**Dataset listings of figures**
==============================

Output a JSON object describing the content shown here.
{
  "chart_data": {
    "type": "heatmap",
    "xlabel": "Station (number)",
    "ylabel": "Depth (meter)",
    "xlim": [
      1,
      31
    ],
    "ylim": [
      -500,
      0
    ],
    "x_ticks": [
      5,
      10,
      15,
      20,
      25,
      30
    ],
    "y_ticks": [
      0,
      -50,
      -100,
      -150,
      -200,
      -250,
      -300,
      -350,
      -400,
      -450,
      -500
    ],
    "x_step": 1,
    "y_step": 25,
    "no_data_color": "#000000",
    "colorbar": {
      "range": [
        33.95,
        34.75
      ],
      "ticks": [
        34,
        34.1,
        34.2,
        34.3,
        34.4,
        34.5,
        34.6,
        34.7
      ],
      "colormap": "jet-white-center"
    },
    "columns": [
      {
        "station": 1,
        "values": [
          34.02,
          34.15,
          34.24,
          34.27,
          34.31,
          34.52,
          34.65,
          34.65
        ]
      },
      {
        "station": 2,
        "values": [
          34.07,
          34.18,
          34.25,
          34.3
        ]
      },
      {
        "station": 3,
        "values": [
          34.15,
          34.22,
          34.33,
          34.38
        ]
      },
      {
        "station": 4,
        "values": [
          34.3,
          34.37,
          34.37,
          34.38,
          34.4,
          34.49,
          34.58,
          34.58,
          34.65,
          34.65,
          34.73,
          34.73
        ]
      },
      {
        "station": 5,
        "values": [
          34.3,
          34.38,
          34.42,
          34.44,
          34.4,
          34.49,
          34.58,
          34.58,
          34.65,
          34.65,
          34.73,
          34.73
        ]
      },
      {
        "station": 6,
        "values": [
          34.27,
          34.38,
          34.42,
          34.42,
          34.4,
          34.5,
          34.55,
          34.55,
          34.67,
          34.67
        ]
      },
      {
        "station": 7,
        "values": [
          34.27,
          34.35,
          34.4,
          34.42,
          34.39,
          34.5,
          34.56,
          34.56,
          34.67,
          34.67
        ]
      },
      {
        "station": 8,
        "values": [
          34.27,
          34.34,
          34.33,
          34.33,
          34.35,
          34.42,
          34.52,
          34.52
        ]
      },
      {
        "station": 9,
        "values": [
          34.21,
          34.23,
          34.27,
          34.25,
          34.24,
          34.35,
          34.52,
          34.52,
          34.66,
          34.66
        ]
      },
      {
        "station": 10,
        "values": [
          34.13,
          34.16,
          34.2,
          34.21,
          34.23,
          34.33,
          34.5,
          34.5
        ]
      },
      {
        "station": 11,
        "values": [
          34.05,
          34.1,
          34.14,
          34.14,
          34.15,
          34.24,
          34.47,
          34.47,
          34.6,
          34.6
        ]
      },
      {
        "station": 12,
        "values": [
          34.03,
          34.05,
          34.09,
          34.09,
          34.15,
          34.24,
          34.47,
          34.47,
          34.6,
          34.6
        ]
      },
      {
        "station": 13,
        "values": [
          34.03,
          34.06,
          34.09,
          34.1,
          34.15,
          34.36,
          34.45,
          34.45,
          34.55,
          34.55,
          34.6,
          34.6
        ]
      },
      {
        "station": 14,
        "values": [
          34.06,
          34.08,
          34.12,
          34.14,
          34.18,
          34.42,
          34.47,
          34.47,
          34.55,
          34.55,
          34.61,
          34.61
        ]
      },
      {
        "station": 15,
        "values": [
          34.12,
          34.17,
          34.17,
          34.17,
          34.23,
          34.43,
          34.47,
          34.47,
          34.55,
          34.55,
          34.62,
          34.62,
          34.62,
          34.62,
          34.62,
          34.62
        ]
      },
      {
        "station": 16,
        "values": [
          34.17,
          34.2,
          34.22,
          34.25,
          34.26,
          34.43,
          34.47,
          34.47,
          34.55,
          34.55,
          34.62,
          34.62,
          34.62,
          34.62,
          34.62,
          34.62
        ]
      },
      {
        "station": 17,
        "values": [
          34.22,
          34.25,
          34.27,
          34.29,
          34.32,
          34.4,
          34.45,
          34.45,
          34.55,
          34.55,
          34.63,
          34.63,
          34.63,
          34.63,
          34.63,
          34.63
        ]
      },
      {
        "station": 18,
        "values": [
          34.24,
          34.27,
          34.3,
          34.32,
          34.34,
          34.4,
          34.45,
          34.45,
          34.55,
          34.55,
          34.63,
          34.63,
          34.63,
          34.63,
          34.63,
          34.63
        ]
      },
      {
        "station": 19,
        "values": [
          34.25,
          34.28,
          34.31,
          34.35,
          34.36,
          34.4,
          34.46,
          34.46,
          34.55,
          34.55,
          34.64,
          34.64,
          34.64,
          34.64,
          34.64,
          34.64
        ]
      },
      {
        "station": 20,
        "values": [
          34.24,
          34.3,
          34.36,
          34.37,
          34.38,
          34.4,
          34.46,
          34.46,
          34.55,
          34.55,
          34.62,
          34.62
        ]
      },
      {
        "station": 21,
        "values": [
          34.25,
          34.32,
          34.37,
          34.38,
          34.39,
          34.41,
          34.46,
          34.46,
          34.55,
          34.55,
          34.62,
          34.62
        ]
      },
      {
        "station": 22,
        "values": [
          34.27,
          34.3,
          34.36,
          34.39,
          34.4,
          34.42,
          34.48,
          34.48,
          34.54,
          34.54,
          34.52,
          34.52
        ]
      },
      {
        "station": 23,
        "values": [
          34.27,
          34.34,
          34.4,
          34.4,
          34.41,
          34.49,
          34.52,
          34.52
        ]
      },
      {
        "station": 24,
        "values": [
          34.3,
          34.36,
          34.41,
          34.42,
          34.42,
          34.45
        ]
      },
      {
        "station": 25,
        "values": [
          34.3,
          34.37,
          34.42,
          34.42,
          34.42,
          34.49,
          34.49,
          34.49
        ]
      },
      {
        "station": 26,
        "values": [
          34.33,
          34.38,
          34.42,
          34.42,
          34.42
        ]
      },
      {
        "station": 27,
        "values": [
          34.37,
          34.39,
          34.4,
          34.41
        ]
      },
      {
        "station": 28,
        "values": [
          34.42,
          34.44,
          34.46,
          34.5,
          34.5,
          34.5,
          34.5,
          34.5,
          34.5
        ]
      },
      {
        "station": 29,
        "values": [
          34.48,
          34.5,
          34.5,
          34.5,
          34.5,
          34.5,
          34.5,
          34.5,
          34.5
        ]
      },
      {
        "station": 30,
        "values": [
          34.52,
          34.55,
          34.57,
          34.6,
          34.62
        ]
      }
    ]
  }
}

==============================

Would you write down every record again, exactly?

Output a JSON object describing the content shown here.
{
  "chart_data": {
    "type": "heatmap",
    "xlabel": "Station (number)",
    "ylabel": "Depth (meter)",
    "xlim": [
      1,
      31
    ],
    "ylim": [
      -500,
      0
    ],
    "x_ticks": [
      5,
      10,
      15,
      20,
      25,
      30
    ],
    "y_ticks": [
      0,
      -50,
      -100,
      -150,
      -200,
      -250,
      -300,
      -350,
      -400,
      -450,
      -500
    ],
    "x_step": 1,
    "y_step": 25,
    "no_data_color": "#000000",
    "colorbar": {
      "range": [
        33.95,
        34.75
      ],
      "ticks": [
        34,
        34.1,
        34.2,
        34.3,
        34.4,
        34.5,
        34.6,
        34.7
      ],
      "colormap": "jet-white-center"
    },
    "columns": [
      {
        "station": 1,
        "values": [
          34.02,
          34.15,
          34.24,
          34.27,
          34.31,
          34.52,
          34.65,
          34.65
        ]
      },
      {
        "station": 2,
        "values": [
          34.07,
          34.18,
          34.25,
          34.3
        ]
      },
      {
        "station": 3,
        "values": [
          34.15,
          34.22,
          34.33,
          34.38
        ]
      },
      {
        "station": 4,
        "values": [
          34.3,
          34.37,
          34.37,
          34.38,
          34.4,
          34.49,
          34.58,
          34.58,
          34.65,
          34.65,
          34.73,
          34.73
        ]
      },
      {
        "station": 5,
        "values": [
          34.3,
          34.38,
          34.42,
          34.44,
          34.4,
          34.49,
          34.58,
          34.58,
          34.65,
          34.65,
          34.73,
          34.73
        ]
      },
      {
        "station": 6,
        "values": [
          34.27,
          34.38,
          34.42,
          34.42,
          34.4,
          34.5,
          34.55,
          34.55,
          34.67,
          34.67
        ]
      },
      {
        "station": 7,
        "values": [
          34.27,
          34.35,
          34.4,
          34.42,
          34.39,
          34.5,
          34.56,
          34.56,
          34.67,
          34.67
        ]
      },
      {
        "station": 8,
        "values": [
          34.27,
          34.34,
          34.33,
          34.33,
          34.35,
          34.42,
          34.52,
          34.52
        ]
      },
      {
        "station": 9,
        "values": [
          34.21,
          34.23,
          34.27,
          34.25,
          34.24,
          34.35,
          34.52,
          34.52,
          34.66,
          34.66
        ]
      },
      {
        "station": 10,
        "values": [
          34.13,
          34.16,
          34.2,
          34.21,
          34.23,
          34.33,
          34.5,
          34.5
        ]
      },
      {
        "station": 11,
        "values": [
          34.05,
          34.1,
          34.14,
          34.14,
          34.15,
          34.24,
          34.47,
          34.47,
          34.6,
          34.6
        ]
      },
      {
        "station": 12,
        "values": [
          34.03,
          34.05,
          34.09,
          34.09,
          34.15,
          34.24,
          34.47,
          34.47,
          34.6,
          34.6
        ]
      },
      {
        "station": 13,
        "values": [
          34.03,
          34.06,
          34.09,
          34.1,
          34.15,
          34.36,
          34.45,
          34.45,
          34.55,
          34.55,
          34.6,
          34.6
        ]
      },
      {
        "station": 14,
        "values": [
          34.06,
          34.08,
          34.12,
          34.14,
          34.18,
          34.42,
          34.47,
          34.47,
          34.55,
          34.55,
          34.61,
          34.61
        ]
      },
      {
        "station": 15,
        "values": [
          34.12,
          34.17,
          34.17,
          34.17,
          34.23,
          34.43,
          34.47,
          34.47,
          34.55,
          34.55,
          34.62,
          34.62,
          34.62,
          34.62,
          34.62,
          34.62
        ]
      },
      {
        "station": 16,
        "values": [
          34.17,
          34.2,
          34.22,
          34.25,
          34.26,
          34.43,
          34.47,
          34.47,
          34.55,
          34.55,
          34.62,
          34.62,
          34.62,
          34.62,
          34.62,
          34.62
        ]
      },
      {
        "station": 17,
        "values": [
          34.22,
          34.25,
          34.27,
          34.29,
          34.32,
          34.4,
          34.45,
          34.45,
          34.55,
          34.55,
          34.63,
          34.63,
          34.63,
          34.63,
          34.63,
          34.63
        ]
      },
      {
        "station": 18,
        "values": [
          34.24,
          34.27,
          34.3,
          34.32,
          34.34,
          34.4,
          34.45,
          34.45,
          34.55,
          34.55,
          34.63,
          34.63,
          34.63,
          34.63,
          34.63,
          34.63
        ]
      },
      {
        "station": 19,
        "values": [
          34.25,
          34.28,
          34.31,
          34.35,
          34.36,
          34.4,
          34.46,
          34.46,
          34.55,
          34.55,
          34.64,
          34.64,
          34.64,
          34.64,
          34.64,
          34.64
        ]
      },
      {
        "station": 20,
        "values": [
          34.24,
          34.3,
          34.36,
          34.37,
          34.38,
          34.4,
          34.46,
          34.46,
          34.55,
          34.55,
          34.62,
          34.62
        ]
      },
      {
        "station": 21,
        "values": [
          34.25,
          34.32,
          34.37,
          34.38,
          34.39,
          34.41,
          34.46,
          34.46,
          34.55,
          34.55,
          34.62,
          34.62
        ]
      },
      {
        "station": 22,
        "values": [
          34.27,
          34.3,
          34.36,
          34.39,
          34.4,
          34.42,
          34.48,
          34.48,
          34.54,
          34.54,
          34.52,
          34.52
        ]
      },
      {
        "station": 23,
        "values": [
          34.27,
          34.34,
          34.4,
          34.4,
          34.41,
          34.49,
          34.52,
          34.52
        ]
      },
      {
        "station": 24,
        "values": [
          34.3,
          34.36,
          34.41,
          34.42,
          34.42,
          34.45
        ]
      },
      {
        "station": 25,
        "values": [
          34.3,
          34.37,
          34.42,
          34.42,
          34.42,
          34.49,
          34.49,
          34.49
        ]
      },
      {
        "station": 26,
        "values": [
          34.33,
          34.38,
          34.42,
          34.42,
          34.42
        ]
      },
      {
        "station": 27,
        "values": [
          34.37,
          34.39,
          34.4,
          34.41
        ]
      },
      {
        "station": 28,
        "values": [
          34.42,
          34.44,
          34.46,
          34.5,
          34.5,
          34.5,
          34.5,
          34.5,
          34.5
        ]
      },
      {
        "station": 29,
        "values": [
          34.48,
          34.5,
          34.5,
          34.5,
          34.5,
          34.5,
          34.5,
          34.5,
          34.5
        ]
      },
      {
        "station": 30,
        "values": [
          34.52,
          34.55,
          34.57,
          34.6,
          34.62
        ]
      }
    ]
  }
}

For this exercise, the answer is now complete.